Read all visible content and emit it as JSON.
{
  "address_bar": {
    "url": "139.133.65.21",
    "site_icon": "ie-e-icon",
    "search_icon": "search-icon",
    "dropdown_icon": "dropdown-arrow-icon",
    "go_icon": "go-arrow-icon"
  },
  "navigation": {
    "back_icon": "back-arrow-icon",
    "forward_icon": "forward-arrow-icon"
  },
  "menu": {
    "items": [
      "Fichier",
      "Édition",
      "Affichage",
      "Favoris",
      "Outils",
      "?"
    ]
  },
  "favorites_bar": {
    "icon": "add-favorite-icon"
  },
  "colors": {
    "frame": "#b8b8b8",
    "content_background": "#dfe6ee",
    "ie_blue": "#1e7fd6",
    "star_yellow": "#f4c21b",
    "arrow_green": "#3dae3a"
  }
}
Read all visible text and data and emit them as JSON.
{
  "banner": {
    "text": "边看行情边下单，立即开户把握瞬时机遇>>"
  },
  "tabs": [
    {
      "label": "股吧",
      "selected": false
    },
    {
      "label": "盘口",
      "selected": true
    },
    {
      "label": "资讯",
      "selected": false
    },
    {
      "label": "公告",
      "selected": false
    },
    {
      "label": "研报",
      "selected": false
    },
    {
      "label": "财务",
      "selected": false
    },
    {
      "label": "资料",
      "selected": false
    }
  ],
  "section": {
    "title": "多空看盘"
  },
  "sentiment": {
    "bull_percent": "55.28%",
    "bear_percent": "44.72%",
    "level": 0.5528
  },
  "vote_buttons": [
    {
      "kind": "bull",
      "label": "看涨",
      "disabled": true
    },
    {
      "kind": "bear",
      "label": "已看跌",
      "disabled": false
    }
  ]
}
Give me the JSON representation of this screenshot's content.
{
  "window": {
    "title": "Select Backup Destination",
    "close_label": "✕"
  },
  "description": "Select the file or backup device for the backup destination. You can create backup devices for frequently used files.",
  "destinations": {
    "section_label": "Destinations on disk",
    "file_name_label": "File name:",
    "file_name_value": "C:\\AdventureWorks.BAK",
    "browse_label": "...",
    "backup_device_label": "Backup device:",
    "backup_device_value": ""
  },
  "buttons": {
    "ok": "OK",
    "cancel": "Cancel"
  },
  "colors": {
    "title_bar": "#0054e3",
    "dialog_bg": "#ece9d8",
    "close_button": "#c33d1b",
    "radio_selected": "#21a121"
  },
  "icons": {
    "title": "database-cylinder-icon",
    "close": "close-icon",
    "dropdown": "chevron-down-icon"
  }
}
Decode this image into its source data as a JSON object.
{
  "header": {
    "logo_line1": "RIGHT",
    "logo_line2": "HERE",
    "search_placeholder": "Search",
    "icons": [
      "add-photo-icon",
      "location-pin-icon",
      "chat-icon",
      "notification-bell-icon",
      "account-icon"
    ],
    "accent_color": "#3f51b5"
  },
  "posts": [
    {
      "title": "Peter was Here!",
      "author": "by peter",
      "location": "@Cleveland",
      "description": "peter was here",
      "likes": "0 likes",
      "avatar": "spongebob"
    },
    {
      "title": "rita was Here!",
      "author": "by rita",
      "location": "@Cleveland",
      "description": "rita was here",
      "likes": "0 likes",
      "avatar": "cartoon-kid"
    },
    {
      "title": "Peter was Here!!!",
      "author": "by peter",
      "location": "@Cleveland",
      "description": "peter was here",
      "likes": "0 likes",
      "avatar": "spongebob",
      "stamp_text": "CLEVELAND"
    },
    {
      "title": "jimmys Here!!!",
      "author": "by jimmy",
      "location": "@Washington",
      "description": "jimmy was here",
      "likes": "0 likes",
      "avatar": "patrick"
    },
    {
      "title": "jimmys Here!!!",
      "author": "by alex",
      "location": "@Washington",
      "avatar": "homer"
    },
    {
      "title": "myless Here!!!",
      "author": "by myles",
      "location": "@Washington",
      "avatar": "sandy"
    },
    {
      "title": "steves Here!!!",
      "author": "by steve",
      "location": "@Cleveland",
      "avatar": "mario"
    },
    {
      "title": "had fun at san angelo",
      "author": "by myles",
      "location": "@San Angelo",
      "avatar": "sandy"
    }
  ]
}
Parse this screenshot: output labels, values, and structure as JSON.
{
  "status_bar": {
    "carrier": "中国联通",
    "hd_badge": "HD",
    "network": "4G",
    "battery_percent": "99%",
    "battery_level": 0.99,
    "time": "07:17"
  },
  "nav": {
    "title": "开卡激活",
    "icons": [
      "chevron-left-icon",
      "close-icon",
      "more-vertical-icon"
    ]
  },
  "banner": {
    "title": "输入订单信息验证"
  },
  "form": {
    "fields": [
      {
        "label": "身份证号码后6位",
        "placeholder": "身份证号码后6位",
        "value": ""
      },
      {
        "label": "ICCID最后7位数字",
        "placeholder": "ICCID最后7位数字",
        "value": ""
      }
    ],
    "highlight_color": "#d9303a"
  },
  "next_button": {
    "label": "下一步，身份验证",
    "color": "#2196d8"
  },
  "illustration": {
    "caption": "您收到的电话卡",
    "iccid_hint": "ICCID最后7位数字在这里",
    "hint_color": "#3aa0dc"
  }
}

------

### Stated exercise
Please set down each line of the records exactly as given.

### Task solution
Read all visible content and emit it as JSON.
{
  "address_bar": {
    "url": "139.133.65.21",
    "site_icon": "ie-e-icon",
    "search_icon": "search-icon",
    "dropdown_icon": "dropdown-arrow-icon",
    "go_icon": "go-arrow-icon"
  },
  "navigation": {
    "back_icon": "back-arrow-icon",
    "forward_icon": "forward-arrow-icon"
  },
  "menu": {
    "items": [
      "Fichier",
      "Édition",
      "Affichage",
      "Favoris",
      "Outils",
      "?"
    ]
  },
  "favorites_bar": {
    "icon": "add-favorite-icon"
  },
  "colors": {
    "frame": "#b8b8b8",
    "content_background": "#dfe6ee",
    "ie_blue": "#1e7fd6",
    "star_yellow": "#f4c21b",
    "arrow_green": "#3dae3a"
  }
}
Read all visible text and data and emit them as JSON.
{
  "banner": {
    "text": "边看行情边下单，立即开户把握瞬时机遇>>"
  },
  "tabs": [
    {
      "label": "股吧",
      "selected": false
    },
    {
      "label": "盘口",
      "selected": true
    },
    {
      "label": "资讯",
      "selected": false
    },
    {
      "label": "公告",
      "selected": false
    },
    {
      "label": "研报",
      "selected": false
    },
    {
      "label": "财务",
      "selected": false
    },
    {
      "label": "资料",
      "selected": false
    }
  ],
  "section": {
    "title": "多空看盘"
  },
  "sentiment": {
    "bull_percent": "55.28%",
    "bear_percent": "44.72%",
    "level": 0.5528
  },
  "vote_buttons": [
    {
      "kind": "bull",
      "label": "看涨",
      "disabled": true
    },
    {
      "kind": "bear",
      "label": "已看跌",
      "disabled": false
    }
  ]
}
Give me the JSON representation of this screenshot's content.
{
  "window": {
    "title": "Select Backup Destination",
    "close_label": "✕"
  },
  "description": "Select the file or backup device for the backup destination. You can create backup devices for frequently used files.",
  "destinations": {
    "section_label": "Destinations on disk",
    "file_name_label": "File name:",
    "file_name_value": "C:\\AdventureWorks.BAK",
    "browse_label": "...",
    "backup_device_label": "Backup device:",
    "backup_device_value": ""
  },
  "buttons": {
    "ok": "OK",
    "cancel": "Cancel"
  },
  "colors": {
    "title_bar": "#0054e3",
    "dialog_bg": "#ece9d8",
    "close_button": "#c33d1b",
    "radio_selected": "#21a121"
  },
  "icons": {
    "title": "database-cylinder-icon",
    "close": "close-icon",
    "dropdown": "chevron-down-icon"
  }
}
Decode this image into its source data as a JSON object.
{
  "header": {
    "logo_line1": "RIGHT",
    "logo_line2": "HERE",
    "search_placeholder": "Search",
    "icons": [
      "add-photo-icon",
      "location-pin-icon",
      "chat-icon",
      "notification-bell-icon",
      "account-icon"
    ],
    "accent_color": "#3f51b5"
  },
  "posts": [
    {
      "title": "Peter was Here!",
      "author": "by peter",
      "location": "@Cleveland",
      "description": "peter was here",
      "likes": "0 likes",
      "avatar": "spongebob"
    },
    {
      "title": "rita was Here!",
      "author": "by rita",
      "location": "@Cleveland",
      "description": "rita was here",
      "likes": "0 likes",
      "avatar": "cartoon-kid"
    },
    {
      "title": "Peter was Here!!!",
      "author": "by peter",
      "location": "@Cleveland",
      "description": "peter was here",
      "likes": "0 likes",
      "avatar": "spongebob",
      "stamp_text": "CLEVELAND"
    },
    {
      "title": "jimmys Here!!!",
      "author": "by jimmy",
      "location": "@Washington",
      "description": "jimmy was here",
      "likes": "0 likes",
      "avatar": "patrick"
    },
    {
      "title": "jimmys Here!!!",
      "author": "by alex",
      "location": "@Washington",
      "avatar": "homer"
    },
    {
      "title": "myless Here!!!",
      "author": "by myles",
      "location": "@Washington",
      "avatar": "sandy"
    },
    {
      "title": "steves Here!!!",
      "author": "by steve",
      "location": "@Cleveland",
      "avatar": "mario"
    },
    {
      "title": "had fun at san angelo",
      "author": "by myles",
      "location": "@San Angelo",
      "avatar": "sandy"
    }
  ]
}
Parse this screenshot: output labels, values, and structure as JSON.
{
  "status_bar": {
    "carrier": "中国联通",
    "hd_badge": "HD",
    "network": "4G",
    "battery_percent": "99%",
    "battery_level": 0.99,
    "time": "07:17"
  },
  "nav": {
    "title": "开卡激活",
    "icons": [
      "chevron-left-icon",
      "close-icon",
      "more-vertical-icon"
    ]
  },
  "banner": {
    "title": "输入订单信息验证"
  },
  "form": {
    "fields": [
      {
        "label": "身份证号码后6位",
        "placeholder": "身份证号码后6位",
        "value": ""
      },
      {
        "label": "ICCID最后7位数字",
        "placeholder": "ICCID最后7位数字",
        "value": ""
      }
    ],
    "highlight_color": "#d9303a"
  },
  "next_button": {
    "label": "下一步，身份验证",
    "color": "#2196d8"
  },
  "illustration": {
    "caption": "您收到的电话卡",
    "iccid_hint": "ICCID最后7位数字在这里",
    "hint_color": "#3aa0dc"
  }
}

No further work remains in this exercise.